Your reply should be one number: the count of lines holding the word "name".

Figure data in JSON:

-- begin --

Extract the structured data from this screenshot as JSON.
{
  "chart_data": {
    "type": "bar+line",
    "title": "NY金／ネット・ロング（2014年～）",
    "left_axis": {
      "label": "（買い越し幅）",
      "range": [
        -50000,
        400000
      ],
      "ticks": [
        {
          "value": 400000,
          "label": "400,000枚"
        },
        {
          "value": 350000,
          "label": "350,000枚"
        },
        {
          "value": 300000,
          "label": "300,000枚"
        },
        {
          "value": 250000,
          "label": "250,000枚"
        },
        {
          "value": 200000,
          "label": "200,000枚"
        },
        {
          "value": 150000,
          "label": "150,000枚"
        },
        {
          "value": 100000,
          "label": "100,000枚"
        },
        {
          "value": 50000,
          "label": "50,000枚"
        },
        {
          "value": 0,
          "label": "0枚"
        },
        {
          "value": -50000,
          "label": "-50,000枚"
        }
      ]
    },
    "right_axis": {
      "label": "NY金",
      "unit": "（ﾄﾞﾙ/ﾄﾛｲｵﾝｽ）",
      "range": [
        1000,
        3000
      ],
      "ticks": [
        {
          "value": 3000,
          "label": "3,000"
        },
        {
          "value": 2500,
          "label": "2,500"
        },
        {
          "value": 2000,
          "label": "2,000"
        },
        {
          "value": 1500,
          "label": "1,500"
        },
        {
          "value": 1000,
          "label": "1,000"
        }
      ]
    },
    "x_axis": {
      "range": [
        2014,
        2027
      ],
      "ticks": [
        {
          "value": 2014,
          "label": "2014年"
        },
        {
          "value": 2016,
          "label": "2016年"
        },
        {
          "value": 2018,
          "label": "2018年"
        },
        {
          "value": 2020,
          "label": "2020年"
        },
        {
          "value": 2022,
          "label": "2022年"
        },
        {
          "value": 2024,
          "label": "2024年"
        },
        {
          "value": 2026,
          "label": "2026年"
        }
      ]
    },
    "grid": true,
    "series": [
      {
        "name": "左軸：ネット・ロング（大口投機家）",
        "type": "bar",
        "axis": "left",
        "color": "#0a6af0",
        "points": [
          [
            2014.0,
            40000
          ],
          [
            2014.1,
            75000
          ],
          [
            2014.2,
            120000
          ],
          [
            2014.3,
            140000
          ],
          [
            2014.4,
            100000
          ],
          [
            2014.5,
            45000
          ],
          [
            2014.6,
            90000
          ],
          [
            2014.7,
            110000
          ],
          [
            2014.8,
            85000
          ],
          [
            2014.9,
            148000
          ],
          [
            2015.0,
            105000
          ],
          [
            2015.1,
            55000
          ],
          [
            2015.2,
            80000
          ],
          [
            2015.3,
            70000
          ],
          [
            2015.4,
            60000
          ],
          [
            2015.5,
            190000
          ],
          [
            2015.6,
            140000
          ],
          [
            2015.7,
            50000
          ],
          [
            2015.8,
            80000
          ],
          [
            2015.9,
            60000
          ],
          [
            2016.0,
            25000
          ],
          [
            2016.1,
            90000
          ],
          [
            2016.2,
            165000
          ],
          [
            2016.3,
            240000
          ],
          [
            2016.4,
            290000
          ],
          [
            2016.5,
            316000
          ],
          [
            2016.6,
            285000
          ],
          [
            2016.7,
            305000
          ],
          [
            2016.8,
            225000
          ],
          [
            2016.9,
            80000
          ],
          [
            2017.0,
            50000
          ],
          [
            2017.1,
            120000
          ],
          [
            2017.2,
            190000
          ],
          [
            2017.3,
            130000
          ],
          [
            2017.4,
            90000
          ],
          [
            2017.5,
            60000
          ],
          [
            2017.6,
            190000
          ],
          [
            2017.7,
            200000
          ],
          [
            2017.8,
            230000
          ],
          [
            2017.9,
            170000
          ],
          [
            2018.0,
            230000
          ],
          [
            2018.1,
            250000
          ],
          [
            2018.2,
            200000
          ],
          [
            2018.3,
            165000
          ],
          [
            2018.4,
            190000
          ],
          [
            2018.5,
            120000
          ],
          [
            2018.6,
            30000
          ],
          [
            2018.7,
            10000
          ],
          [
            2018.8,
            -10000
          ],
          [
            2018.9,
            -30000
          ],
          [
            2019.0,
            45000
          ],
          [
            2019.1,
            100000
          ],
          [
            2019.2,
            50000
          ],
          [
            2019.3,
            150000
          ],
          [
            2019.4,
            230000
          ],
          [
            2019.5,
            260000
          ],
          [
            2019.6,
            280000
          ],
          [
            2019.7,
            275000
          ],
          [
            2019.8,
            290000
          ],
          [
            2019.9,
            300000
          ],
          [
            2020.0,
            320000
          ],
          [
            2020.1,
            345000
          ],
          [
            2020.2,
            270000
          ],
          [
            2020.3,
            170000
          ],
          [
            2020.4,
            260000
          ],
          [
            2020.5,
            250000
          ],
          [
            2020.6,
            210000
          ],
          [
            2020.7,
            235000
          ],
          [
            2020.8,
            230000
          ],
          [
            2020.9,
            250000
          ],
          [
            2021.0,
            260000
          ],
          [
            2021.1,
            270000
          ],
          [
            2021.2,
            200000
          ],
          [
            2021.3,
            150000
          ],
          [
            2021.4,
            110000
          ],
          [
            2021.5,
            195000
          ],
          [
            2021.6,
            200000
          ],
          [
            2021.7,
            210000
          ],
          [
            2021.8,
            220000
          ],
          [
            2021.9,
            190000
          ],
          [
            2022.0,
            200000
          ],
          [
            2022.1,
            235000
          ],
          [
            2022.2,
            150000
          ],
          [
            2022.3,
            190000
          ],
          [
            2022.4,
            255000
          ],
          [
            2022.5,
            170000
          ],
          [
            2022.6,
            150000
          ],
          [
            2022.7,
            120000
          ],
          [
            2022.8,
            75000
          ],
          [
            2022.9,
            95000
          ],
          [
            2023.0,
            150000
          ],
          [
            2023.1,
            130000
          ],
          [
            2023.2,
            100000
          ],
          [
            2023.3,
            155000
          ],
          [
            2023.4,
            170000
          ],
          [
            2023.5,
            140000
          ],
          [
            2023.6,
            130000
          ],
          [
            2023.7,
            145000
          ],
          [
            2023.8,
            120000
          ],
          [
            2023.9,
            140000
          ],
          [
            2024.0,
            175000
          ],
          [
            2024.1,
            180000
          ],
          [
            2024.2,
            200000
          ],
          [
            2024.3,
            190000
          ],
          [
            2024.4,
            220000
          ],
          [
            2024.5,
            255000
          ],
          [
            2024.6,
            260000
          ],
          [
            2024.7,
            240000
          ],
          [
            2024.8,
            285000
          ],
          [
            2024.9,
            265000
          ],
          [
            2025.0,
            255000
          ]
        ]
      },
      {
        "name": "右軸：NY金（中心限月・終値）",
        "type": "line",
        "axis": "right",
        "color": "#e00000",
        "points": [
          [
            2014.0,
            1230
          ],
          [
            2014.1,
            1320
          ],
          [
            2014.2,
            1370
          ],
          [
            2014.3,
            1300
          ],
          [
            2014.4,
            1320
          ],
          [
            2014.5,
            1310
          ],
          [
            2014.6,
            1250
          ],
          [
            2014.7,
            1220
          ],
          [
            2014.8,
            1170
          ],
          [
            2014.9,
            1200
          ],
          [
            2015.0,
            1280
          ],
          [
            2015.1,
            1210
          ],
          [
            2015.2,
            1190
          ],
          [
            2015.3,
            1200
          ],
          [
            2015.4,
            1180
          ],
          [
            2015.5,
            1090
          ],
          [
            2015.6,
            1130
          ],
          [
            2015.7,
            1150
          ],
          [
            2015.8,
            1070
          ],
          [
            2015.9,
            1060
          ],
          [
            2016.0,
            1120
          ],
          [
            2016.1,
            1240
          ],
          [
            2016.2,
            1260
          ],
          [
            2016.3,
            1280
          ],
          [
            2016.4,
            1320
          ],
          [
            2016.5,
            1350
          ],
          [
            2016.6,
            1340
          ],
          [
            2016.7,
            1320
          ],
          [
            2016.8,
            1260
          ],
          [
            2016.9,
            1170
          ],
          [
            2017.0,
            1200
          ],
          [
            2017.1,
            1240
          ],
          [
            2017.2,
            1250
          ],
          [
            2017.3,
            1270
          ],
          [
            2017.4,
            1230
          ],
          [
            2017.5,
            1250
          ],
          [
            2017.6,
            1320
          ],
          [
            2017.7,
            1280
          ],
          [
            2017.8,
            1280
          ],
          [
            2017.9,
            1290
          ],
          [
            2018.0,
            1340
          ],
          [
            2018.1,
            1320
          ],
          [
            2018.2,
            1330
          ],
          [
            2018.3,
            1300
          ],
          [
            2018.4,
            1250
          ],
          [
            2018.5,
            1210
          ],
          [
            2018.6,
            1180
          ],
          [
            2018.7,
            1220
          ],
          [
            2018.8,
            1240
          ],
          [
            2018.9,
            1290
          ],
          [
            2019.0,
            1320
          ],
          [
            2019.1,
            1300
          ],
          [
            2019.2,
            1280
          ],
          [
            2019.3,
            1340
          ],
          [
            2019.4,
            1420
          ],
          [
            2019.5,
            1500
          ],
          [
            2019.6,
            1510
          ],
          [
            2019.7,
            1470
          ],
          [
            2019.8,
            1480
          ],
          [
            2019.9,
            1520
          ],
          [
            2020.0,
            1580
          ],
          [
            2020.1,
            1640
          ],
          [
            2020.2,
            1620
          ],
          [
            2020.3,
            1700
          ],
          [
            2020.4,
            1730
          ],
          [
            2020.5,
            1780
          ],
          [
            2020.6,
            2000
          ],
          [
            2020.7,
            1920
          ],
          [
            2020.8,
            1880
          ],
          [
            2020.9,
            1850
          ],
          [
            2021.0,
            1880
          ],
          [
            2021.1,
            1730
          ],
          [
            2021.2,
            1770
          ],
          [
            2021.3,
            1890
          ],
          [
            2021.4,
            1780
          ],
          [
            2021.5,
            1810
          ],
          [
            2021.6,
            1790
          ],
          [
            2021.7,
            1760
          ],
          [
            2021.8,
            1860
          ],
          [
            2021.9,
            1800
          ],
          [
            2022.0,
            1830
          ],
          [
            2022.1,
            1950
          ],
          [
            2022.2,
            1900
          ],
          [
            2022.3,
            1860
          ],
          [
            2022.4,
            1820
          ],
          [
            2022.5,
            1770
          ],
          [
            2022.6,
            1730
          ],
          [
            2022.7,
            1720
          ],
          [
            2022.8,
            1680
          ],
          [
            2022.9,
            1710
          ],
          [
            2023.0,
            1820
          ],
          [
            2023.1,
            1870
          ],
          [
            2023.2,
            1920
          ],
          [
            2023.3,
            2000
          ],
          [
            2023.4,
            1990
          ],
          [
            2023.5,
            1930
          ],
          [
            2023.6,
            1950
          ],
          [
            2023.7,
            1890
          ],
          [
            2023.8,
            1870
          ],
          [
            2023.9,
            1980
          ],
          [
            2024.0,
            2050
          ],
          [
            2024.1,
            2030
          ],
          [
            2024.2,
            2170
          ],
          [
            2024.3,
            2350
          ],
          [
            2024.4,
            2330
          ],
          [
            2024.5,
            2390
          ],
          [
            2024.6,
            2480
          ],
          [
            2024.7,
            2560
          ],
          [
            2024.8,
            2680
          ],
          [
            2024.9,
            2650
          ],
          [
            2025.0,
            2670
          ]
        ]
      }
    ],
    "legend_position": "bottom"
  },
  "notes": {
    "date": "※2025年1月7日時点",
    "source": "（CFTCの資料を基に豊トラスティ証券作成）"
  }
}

-- end --

# [Output for this task]
2